Collected data:
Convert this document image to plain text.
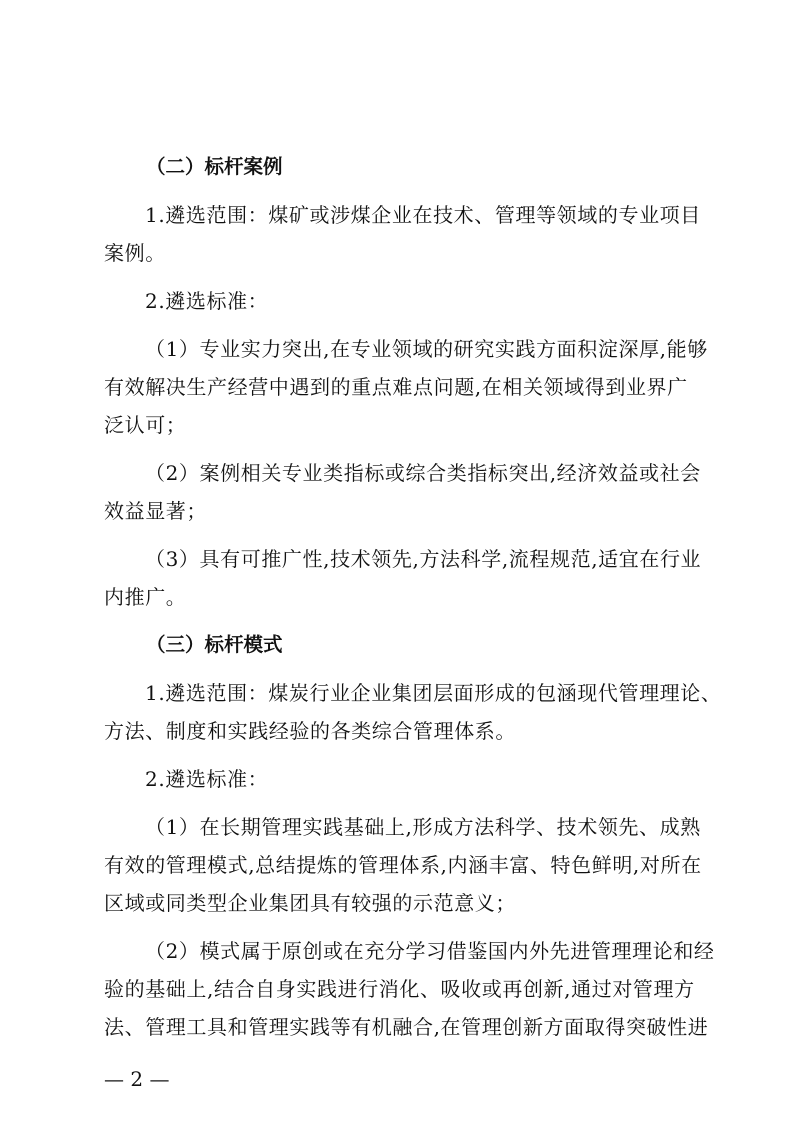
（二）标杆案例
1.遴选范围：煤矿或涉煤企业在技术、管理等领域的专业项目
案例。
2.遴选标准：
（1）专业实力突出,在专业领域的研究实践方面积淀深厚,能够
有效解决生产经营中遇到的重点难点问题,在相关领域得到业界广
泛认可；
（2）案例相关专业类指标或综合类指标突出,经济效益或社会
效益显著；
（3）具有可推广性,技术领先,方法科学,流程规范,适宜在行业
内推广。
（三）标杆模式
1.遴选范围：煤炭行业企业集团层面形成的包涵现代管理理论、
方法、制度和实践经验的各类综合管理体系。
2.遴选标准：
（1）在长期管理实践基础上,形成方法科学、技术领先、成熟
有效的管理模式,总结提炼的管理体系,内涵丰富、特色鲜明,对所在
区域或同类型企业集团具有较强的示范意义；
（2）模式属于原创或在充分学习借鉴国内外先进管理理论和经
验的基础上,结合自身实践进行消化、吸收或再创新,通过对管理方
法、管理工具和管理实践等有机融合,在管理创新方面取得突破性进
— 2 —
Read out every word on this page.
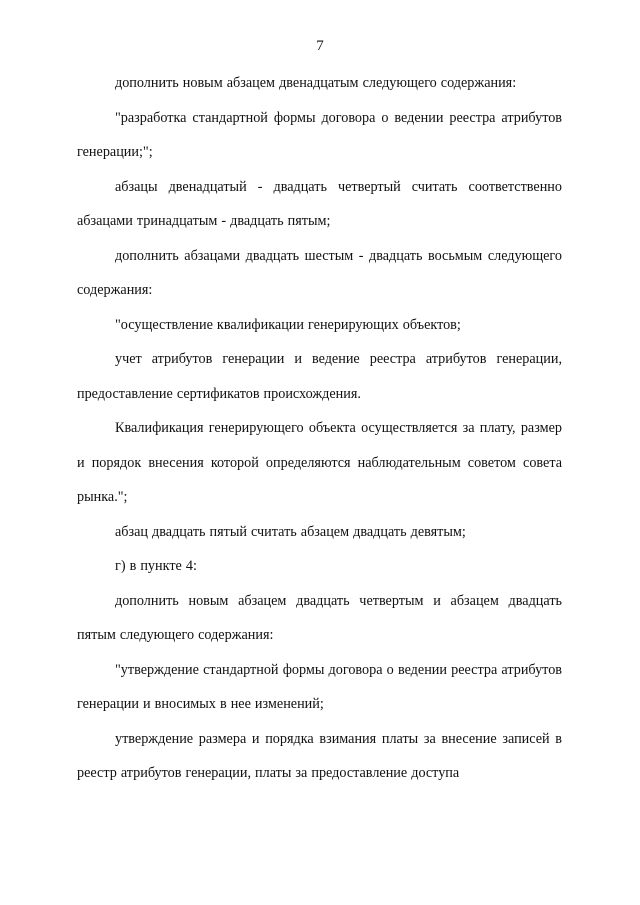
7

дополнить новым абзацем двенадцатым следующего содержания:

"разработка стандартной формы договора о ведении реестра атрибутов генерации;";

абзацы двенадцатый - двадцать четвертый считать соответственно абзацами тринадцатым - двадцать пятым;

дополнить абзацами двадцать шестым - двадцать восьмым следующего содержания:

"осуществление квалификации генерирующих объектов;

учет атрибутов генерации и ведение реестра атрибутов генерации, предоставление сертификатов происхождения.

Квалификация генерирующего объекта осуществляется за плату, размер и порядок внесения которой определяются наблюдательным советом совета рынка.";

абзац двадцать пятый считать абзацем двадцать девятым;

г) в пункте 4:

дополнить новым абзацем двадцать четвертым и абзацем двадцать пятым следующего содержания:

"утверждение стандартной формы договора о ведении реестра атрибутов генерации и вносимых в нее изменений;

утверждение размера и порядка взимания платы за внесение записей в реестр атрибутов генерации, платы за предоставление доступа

What to produce: Copy the records above exactly. The pictures are not part of the copy.

Solved problem:
Convert this document image to plain text.
（二）标杆案例
1.遴选范围：煤矿或涉煤企业在技术、管理等领域的专业项目
案例。
2.遴选标准：
（1）专业实力突出,在专业领域的研究实践方面积淀深厚,能够
有效解决生产经营中遇到的重点难点问题,在相关领域得到业界广
泛认可；
（2）案例相关专业类指标或综合类指标突出,经济效益或社会
效益显著；
（3）具有可推广性,技术领先,方法科学,流程规范,适宜在行业
内推广。
（三）标杆模式
1.遴选范围：煤炭行业企业集团层面形成的包涵现代管理理论、
方法、制度和实践经验的各类综合管理体系。
2.遴选标准：
（1）在长期管理实践基础上,形成方法科学、技术领先、成熟
有效的管理模式,总结提炼的管理体系,内涵丰富、特色鲜明,对所在
区域或同类型企业集团具有较强的示范意义；
（2）模式属于原创或在充分学习借鉴国内外先进管理理论和经
验的基础上,结合自身实践进行消化、吸收或再创新,通过对管理方
法、管理工具和管理实践等有机融合,在管理创新方面取得突破性进
— 2 —
Read out every word on this page.
7

дополнить новым абзацем двенадцатым следующего содержания:

"разработка стандартной формы договора о ведении реестра атрибутов генерации;";

абзацы двенадцатый - двадцать четвертый считать соответственно абзацами тринадцатым - двадцать пятым;

дополнить абзацами двадцать шестым - двадцать восьмым следующего содержания:

"осуществление квалификации генерирующих объектов;

учет атрибутов генерации и ведение реестра атрибутов генерации, предоставление сертификатов происхождения.

Квалификация генерирующего объекта осуществляется за плату, размер и порядок внесения которой определяются наблюдательным советом совета рынка.";

абзац двадцать пятый считать абзацем двадцать девятым;

г) в пункте 4:

дополнить новым абзацем двадцать четвертым и абзацем двадцать пятым следующего содержания:

"утверждение стандартной формы договора о ведении реестра атрибутов генерации и вносимых в нее изменений;

утверждение размера и порядка взимания платы за внесение записей в реестр атрибутов генерации, платы за предоставление доступа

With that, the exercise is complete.